_EXERCISE OBJECTIVE_
Below are some records. Pull every line that contains the word "First".

_RAW DATA_

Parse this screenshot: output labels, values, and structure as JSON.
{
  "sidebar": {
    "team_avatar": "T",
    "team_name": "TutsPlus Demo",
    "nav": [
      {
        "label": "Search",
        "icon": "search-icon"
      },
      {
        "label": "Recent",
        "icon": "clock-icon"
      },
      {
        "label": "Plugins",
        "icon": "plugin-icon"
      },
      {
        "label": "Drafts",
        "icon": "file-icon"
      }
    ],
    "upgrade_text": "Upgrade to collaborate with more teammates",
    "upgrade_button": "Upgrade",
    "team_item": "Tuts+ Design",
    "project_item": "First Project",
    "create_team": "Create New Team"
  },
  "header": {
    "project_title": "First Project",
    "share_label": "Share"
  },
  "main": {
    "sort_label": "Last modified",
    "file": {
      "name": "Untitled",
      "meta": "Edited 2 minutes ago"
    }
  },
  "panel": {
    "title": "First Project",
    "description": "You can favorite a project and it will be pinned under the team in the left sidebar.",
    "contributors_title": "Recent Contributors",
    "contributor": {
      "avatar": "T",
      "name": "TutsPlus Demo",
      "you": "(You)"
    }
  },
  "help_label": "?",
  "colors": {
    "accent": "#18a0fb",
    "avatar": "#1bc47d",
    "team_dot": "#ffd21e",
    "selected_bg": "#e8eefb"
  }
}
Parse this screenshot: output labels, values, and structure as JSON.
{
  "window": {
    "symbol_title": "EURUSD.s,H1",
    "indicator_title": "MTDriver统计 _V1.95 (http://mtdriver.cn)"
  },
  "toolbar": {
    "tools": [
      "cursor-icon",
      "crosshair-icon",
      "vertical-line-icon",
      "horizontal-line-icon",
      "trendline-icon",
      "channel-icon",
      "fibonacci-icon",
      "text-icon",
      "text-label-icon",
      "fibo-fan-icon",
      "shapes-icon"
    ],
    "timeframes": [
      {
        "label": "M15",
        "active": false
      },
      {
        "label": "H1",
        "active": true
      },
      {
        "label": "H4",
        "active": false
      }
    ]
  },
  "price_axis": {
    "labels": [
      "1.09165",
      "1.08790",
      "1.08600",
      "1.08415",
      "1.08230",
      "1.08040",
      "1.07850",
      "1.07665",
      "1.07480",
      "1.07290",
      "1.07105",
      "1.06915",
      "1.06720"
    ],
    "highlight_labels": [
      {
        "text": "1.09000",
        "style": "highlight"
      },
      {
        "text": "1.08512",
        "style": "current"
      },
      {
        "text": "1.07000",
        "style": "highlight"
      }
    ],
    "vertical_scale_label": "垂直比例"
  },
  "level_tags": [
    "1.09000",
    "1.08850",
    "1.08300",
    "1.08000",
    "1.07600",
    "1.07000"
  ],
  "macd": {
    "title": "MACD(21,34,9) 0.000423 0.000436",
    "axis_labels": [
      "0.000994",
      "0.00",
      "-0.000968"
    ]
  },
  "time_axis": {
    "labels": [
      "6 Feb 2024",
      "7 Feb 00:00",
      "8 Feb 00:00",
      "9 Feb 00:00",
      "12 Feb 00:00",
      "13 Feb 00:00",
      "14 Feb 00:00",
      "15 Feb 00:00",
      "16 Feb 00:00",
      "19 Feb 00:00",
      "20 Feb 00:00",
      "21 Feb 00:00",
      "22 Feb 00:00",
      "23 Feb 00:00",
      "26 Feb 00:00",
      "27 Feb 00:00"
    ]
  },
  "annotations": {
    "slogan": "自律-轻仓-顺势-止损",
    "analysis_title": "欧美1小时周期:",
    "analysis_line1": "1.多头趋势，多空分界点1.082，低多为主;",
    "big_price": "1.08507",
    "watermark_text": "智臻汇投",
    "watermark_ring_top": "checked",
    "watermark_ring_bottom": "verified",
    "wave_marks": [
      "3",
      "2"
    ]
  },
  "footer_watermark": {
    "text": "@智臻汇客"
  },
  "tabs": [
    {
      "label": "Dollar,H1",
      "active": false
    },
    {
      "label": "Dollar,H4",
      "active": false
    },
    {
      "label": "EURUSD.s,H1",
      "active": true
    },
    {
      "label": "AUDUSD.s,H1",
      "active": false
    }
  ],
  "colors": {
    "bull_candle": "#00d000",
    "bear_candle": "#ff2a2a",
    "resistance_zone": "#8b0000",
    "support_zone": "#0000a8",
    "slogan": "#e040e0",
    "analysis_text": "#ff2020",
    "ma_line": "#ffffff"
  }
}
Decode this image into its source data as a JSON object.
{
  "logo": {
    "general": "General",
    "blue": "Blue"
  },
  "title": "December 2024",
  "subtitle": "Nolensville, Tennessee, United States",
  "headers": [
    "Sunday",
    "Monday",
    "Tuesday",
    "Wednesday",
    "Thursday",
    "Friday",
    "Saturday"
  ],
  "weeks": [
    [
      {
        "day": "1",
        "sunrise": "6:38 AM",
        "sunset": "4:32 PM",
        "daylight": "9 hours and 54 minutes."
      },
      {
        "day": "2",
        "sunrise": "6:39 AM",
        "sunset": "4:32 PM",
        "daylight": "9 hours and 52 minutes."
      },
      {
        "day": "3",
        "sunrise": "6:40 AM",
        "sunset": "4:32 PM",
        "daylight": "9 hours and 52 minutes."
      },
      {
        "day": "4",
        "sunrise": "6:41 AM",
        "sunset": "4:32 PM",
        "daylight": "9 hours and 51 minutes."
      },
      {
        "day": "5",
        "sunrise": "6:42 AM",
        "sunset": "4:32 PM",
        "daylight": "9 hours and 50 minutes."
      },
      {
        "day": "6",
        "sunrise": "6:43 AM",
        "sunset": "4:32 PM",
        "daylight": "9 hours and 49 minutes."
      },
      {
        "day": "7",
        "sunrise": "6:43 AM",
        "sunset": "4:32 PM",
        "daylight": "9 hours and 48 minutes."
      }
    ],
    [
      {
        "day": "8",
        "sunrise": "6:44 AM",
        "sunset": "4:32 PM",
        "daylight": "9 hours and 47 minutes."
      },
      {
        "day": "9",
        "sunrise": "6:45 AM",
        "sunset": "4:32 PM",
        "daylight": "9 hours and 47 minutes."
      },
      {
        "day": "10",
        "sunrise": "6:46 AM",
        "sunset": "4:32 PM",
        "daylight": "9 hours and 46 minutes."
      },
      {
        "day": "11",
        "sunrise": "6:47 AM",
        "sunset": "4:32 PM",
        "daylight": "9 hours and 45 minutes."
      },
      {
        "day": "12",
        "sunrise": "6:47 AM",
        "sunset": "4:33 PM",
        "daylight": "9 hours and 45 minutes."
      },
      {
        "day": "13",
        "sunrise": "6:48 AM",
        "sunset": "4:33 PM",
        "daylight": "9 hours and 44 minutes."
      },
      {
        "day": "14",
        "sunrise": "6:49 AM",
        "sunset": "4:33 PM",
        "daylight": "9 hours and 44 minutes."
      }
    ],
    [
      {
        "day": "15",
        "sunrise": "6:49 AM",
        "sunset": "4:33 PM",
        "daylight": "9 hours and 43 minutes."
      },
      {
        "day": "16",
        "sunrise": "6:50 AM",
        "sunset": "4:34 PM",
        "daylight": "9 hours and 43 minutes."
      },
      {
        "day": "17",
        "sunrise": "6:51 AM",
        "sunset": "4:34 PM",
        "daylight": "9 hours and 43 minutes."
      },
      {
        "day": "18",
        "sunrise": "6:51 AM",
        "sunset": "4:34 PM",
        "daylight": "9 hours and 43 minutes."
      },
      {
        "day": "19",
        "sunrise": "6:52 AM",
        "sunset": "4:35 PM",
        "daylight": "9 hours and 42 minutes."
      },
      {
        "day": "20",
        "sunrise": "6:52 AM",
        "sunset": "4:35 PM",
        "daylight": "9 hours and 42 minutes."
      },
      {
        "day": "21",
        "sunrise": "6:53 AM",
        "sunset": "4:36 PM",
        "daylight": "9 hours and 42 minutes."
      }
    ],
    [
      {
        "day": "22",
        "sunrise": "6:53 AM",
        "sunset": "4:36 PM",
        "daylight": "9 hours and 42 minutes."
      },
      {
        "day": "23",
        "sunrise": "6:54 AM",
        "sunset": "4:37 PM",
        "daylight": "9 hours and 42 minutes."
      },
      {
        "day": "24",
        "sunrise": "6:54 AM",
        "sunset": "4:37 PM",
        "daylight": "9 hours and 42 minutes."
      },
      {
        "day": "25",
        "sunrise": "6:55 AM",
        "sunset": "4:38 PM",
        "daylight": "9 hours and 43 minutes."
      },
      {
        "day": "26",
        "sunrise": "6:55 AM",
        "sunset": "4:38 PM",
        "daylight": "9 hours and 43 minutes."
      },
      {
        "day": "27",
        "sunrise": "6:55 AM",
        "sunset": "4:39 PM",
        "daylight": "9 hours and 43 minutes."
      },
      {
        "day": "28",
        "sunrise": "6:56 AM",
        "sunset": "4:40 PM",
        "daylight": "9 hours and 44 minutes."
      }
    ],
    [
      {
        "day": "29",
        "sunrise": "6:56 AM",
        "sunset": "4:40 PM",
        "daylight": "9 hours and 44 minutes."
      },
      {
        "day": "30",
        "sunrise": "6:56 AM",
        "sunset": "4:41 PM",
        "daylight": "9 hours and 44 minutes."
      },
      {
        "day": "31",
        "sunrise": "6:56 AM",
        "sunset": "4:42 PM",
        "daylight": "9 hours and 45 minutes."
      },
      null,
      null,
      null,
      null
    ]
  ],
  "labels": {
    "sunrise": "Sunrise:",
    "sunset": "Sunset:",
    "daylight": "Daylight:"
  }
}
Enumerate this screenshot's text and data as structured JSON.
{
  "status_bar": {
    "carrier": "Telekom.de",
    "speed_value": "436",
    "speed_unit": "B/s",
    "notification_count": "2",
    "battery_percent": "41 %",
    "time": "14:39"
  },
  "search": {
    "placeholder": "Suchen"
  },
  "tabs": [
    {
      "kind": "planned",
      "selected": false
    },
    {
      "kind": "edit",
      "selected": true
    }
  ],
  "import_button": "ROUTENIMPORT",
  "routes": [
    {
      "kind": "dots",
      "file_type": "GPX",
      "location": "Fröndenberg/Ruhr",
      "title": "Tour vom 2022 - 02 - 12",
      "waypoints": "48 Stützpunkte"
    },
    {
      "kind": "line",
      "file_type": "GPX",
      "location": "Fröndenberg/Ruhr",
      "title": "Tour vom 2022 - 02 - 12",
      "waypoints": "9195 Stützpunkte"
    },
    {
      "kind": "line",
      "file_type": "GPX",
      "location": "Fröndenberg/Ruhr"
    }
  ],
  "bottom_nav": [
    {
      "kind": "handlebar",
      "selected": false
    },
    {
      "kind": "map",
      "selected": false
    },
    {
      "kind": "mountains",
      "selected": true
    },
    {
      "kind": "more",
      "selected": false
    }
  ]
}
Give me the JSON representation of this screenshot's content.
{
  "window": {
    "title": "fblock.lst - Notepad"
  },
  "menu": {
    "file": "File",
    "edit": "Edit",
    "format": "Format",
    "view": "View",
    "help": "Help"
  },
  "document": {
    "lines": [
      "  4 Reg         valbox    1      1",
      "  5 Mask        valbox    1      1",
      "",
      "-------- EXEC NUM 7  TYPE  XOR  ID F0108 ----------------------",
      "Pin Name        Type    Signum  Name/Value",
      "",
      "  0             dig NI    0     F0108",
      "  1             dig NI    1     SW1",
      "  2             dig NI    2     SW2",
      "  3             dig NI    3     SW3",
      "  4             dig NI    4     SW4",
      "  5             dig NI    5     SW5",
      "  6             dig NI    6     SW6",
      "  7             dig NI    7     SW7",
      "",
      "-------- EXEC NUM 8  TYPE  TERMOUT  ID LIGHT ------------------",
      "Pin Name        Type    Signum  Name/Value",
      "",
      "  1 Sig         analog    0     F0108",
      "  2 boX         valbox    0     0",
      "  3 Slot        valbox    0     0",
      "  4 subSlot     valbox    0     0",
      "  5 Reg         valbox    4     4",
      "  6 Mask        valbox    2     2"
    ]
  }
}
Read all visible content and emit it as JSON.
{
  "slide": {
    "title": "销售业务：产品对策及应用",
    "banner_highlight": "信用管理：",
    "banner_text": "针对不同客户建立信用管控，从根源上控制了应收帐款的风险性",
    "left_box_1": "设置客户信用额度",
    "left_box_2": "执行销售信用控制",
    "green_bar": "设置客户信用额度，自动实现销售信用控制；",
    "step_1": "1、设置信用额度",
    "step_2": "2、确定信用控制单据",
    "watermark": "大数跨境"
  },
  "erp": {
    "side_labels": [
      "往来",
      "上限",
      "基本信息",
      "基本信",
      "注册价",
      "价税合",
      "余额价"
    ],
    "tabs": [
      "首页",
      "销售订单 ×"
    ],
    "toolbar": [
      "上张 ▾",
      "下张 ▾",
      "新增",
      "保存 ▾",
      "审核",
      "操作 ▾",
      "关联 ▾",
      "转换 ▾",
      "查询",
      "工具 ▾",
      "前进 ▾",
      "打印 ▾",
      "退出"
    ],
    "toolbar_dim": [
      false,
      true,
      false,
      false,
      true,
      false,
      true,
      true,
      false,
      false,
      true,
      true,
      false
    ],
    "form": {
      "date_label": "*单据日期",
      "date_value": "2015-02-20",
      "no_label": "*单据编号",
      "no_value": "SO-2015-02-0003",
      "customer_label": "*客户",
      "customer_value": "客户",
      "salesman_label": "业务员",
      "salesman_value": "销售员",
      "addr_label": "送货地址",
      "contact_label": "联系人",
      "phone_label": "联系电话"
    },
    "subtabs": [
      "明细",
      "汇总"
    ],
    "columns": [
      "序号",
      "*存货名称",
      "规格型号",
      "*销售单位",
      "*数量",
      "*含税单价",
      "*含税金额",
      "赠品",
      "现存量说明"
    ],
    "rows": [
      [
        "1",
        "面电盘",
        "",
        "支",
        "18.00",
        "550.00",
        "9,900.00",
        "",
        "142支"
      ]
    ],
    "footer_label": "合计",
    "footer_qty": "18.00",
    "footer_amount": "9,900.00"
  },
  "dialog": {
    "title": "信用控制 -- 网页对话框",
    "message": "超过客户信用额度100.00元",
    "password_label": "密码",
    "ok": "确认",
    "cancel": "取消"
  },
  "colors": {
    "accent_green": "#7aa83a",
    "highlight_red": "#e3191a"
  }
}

_ANSWER TO THE PROBLEM_
    "project_item": "First Project",
    "project_title": "First Project",
    "title": "First Project",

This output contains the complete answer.